## Task details:
Each line holding the word "expression" must appear in the answer, copied from the entries.

(Records from a data collection)
= = = =

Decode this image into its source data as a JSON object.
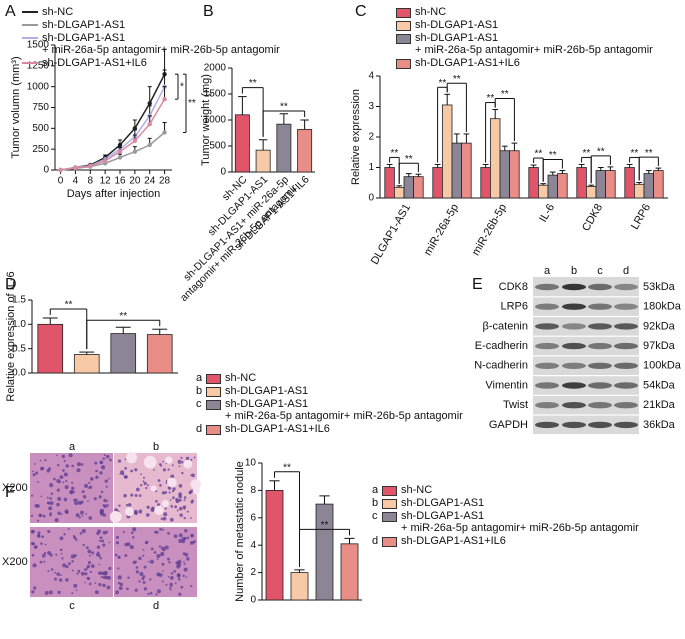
{
  "chart_data": [
    {
      "type": "line",
      "panel": "A",
      "y_label": "Tumor volumn (mm³)",
      "x_label": "Days after injection",
      "x": [
        0,
        4,
        8,
        12,
        16,
        20,
        24,
        28
      ],
      "xlim": [
        -1.5,
        30
      ],
      "xticks": [
        0,
        4,
        8,
        12,
        16,
        20,
        24,
        28
      ],
      "ylim": [
        0,
        1500
      ],
      "yticks": [
        0,
        250,
        500,
        750,
        1000,
        1250,
        1500
      ],
      "series": [
        {
          "name": "sh-NC",
          "color": "#222222",
          "values": [
            0,
            30,
            60,
            150,
            300,
            500,
            800,
            1150
          ],
          "errors": [
            0,
            5,
            10,
            30,
            60,
            100,
            200,
            300
          ]
        },
        {
          "name": "sh-DLGAP1-AS1",
          "color": "#9a9a9a",
          "values": [
            0,
            20,
            40,
            80,
            150,
            220,
            300,
            450
          ],
          "errors": [
            0,
            5,
            10,
            20,
            40,
            60,
            80,
            120
          ]
        },
        {
          "name": "sh-DLGAP1-AS1\n+ miR-26a-5p antagomir+ miR-26b-5p antagomir",
          "color": "#b3aee6",
          "values": [
            0,
            30,
            50,
            130,
            250,
            400,
            650,
            1000
          ],
          "errors": [
            0,
            5,
            10,
            25,
            50,
            80,
            120,
            200
          ]
        },
        {
          "name": "sh-DLGAP1-AS1+IL6",
          "color": "#d98aa2",
          "values": [
            0,
            25,
            50,
            110,
            220,
            350,
            550,
            850
          ],
          "errors": [
            0,
            5,
            10,
            20,
            50,
            70,
            100,
            150
          ]
        }
      ],
      "annotations": [
        "*",
        "**"
      ]
    },
    {
      "type": "bar",
      "panel": "B",
      "y_label": "Tumor weight (mg)",
      "legend": false,
      "categories": [
        "sh-NC",
        "sh-DLGAP1-AS1",
        "sh-DLGAP1-AS1+ miR-26a-5p\nantagomir+ miR-26b-5p antagomir",
        "sh-DLGAP1-AS1+IL6"
      ],
      "values": [
        1100,
        420,
        920,
        820
      ],
      "errors": [
        350,
        200,
        200,
        180
      ],
      "colors": [
        "#e0556a",
        "#f7c9a6",
        "#8b8595",
        "#e98d87"
      ],
      "ylim": [
        0,
        2000
      ],
      "yticks": [
        0,
        500,
        1000,
        1500,
        2000
      ],
      "annotations": [
        "**",
        "**"
      ]
    },
    {
      "type": "bar",
      "panel": "C",
      "y_label": "Relative expression",
      "categories": [
        "DLGAP1-AS1",
        "miR-26a-5p",
        "miR-26b-5p",
        "IL-6",
        "CDK8",
        "LRP6"
      ],
      "ylim": [
        0,
        4
      ],
      "yticks": [
        0,
        1,
        2,
        3,
        4
      ],
      "series": [
        {
          "name": "sh-NC",
          "color": "#e0556a",
          "values": [
            1,
            1,
            1,
            1,
            1,
            1
          ],
          "errors": [
            0.1,
            0.1,
            0.1,
            0.08,
            0.1,
            0.1
          ]
        },
        {
          "name": "sh-DLGAP1-AS1",
          "color": "#f7c9a6",
          "values": [
            0.35,
            3.05,
            2.6,
            0.42,
            0.38,
            0.45
          ],
          "errors": [
            0.05,
            0.35,
            0.3,
            0.05,
            0.04,
            0.06
          ]
        },
        {
          "name": "sh-DLGAP1-AS1\n+ miR-26a-5p antagomir+ miR-26b-5p antagomir",
          "color": "#8b8595",
          "values": [
            0.7,
            1.8,
            1.55,
            0.75,
            0.9,
            0.8
          ],
          "errors": [
            0.1,
            0.3,
            0.15,
            0.1,
            0.1,
            0.1
          ]
        },
        {
          "name": "sh-DLGAP1-AS1+IL6",
          "color": "#e98d87",
          "values": [
            0.7,
            1.8,
            1.55,
            0.8,
            0.9,
            0.9
          ],
          "errors": [
            0.08,
            0.3,
            0.25,
            0.1,
            0.12,
            0.08
          ]
        }
      ],
      "annotations": [
        "**",
        "**",
        "**",
        "**",
        "**",
        "**",
        "**",
        "**",
        "**",
        "**",
        "**",
        "**"
      ]
    },
    {
      "type": "bar",
      "panel": "D",
      "y_label": "Relative expression of IL-6",
      "legend": true,
      "categories": [
        "sh-NC",
        "sh-DLGAP1-AS1",
        "sh-DLGAP1-AS1\n+ miR-26a-5p antagomir+ miR-26b-5p antagomir",
        "sh-DLGAP1-AS1+IL6"
      ],
      "letters": [
        "a",
        "b",
        "c",
        "d"
      ],
      "values": [
        1.0,
        0.38,
        0.81,
        0.79
      ],
      "errors": [
        0.13,
        0.05,
        0.13,
        0.11
      ],
      "colors": [
        "#e0556a",
        "#f7c9a6",
        "#8b8595",
        "#e98d87"
      ],
      "ylim": [
        0,
        1.5
      ],
      "yticks": [
        {
          "value": 0,
          "label": "0.0"
        },
        0.5,
        {
          "value": 1,
          "label": "1.0"
        },
        1.5
      ],
      "annotations": [
        "**",
        "**"
      ]
    },
    {
      "type": "bar",
      "y_label": "Number of metastatic nodule",
      "legend": true,
      "categories": [
        "sh-NC",
        "sh-DLGAP1-AS1",
        "sh-DLGAP1-AS1\n+ miR-26a-5p antagomir+ miR-26b-5p antagomir",
        "sh-DLGAP1-AS1+IL6"
      ],
      "letters": [
        "a",
        "b",
        "c",
        "d"
      ],
      "values": [
        8,
        2,
        7,
        4.1
      ],
      "errors": [
        0.7,
        0.2,
        0.6,
        0.4
      ],
      "colors": [
        "#e0556a",
        "#f7c9a6",
        "#8b8595",
        "#e98d87"
      ],
      "ylim": [
        0,
        10
      ],
      "yticks": [
        0,
        2,
        4,
        6,
        8,
        10
      ],
      "annotations": [
        "**",
        "**"
      ]
    }
  ],
  "western_blot": {
    "panel": "E",
    "lanes": [
      "a",
      "b",
      "c",
      "d"
    ],
    "rows": [
      {
        "protein": "CDK8",
        "size": "53kDa"
      },
      {
        "protein": "LRP6",
        "size": "180kDa"
      },
      {
        "protein": "β-catenin",
        "size": "92kDa"
      },
      {
        "protein": "E-cadherin",
        "size": "97kDa"
      },
      {
        "protein": "N-cadherin",
        "size": "100kDa"
      },
      {
        "protein": "Vimentin",
        "size": "54kDa"
      },
      {
        "protein": "Twist",
        "size": "21kDa"
      },
      {
        "protein": "GAPDH",
        "size": "36kDa"
      }
    ]
  },
  "histology": {
    "panel": "F",
    "labels": [
      "a",
      "b",
      "c",
      "d"
    ],
    "magnification": [
      "X200",
      "X200"
    ]
  }
}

= = = =

## Output for this task:
      "y_label": "Relative expression",
      "y_label": "Relative expression of IL-6",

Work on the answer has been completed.